● **Extracted data**:
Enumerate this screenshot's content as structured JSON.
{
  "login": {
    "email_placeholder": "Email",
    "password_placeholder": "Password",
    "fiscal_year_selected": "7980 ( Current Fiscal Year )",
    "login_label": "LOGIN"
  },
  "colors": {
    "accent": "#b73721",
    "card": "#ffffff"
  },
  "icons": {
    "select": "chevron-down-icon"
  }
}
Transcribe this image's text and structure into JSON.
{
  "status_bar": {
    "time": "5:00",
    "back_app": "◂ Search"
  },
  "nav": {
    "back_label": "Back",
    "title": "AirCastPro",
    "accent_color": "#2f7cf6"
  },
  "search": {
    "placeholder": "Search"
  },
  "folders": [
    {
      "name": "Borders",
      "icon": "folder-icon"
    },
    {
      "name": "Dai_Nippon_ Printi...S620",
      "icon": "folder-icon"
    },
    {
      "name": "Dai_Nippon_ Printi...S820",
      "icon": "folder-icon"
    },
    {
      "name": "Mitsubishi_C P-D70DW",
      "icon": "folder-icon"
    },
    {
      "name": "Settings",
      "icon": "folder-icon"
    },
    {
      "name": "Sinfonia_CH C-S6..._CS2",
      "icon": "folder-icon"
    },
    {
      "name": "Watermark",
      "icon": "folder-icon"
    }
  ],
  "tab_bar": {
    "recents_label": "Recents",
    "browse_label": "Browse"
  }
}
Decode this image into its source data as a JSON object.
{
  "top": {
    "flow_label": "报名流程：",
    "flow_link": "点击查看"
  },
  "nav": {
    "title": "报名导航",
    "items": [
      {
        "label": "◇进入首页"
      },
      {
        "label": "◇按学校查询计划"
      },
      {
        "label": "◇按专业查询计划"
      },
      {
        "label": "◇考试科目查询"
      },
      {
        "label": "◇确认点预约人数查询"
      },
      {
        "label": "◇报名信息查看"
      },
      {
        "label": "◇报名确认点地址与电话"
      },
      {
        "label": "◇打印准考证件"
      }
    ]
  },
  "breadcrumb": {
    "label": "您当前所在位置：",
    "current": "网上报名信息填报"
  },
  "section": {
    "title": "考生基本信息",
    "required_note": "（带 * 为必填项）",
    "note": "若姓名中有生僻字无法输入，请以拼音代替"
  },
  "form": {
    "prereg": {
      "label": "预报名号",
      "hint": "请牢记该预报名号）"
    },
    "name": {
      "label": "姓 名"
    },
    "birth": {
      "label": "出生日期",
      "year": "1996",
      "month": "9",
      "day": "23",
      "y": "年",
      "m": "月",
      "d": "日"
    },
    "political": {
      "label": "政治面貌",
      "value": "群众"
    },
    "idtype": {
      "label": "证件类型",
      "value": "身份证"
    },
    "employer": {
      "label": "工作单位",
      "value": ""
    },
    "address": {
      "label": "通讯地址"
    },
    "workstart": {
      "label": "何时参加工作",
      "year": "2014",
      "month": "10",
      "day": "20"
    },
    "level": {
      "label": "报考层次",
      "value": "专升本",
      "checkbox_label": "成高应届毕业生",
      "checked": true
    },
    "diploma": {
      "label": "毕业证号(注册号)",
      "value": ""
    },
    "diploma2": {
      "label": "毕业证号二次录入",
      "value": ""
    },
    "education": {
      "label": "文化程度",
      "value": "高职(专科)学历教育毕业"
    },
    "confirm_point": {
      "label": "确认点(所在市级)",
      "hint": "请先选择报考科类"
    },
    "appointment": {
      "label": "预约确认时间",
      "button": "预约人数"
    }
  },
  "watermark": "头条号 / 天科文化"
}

● **What is expected**:
Count the lines in the records above that contain the word "image", and give only the number.

● **Exercise result**:
2